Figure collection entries
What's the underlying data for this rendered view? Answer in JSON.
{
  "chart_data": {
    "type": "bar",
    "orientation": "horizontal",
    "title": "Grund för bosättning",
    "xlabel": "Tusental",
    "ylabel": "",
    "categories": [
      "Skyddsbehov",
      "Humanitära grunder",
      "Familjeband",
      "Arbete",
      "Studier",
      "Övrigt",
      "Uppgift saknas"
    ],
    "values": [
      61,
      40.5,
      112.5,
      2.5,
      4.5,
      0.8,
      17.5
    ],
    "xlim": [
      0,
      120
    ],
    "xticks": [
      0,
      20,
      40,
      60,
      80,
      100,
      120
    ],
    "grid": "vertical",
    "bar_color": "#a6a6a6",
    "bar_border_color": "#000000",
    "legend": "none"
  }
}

### Given task
Extract the complete data, matching each line exactly.

### Written answer
What's the underlying data for this rendered view? Answer in JSON.
{
  "chart_data": {
    "type": "bar",
    "orientation": "horizontal",
    "title": "Grund för bosättning",
    "xlabel": "Tusental",
    "ylabel": "",
    "categories": [
      "Skyddsbehov",
      "Humanitära grunder",
      "Familjeband",
      "Arbete",
      "Studier",
      "Övrigt",
      "Uppgift saknas"
    ],
    "values": [
      61,
      40.5,
      112.5,
      2.5,
      4.5,
      0.8,
      17.5
    ],
    "xlim": [
      0,
      120
    ],
    "xticks": [
      0,
      20,
      40,
      60,
      80,
      100,
      120
    ],
    "grid": "vertical",
    "bar_color": "#a6a6a6",
    "bar_border_color": "#000000",
    "legend": "none"
  }
}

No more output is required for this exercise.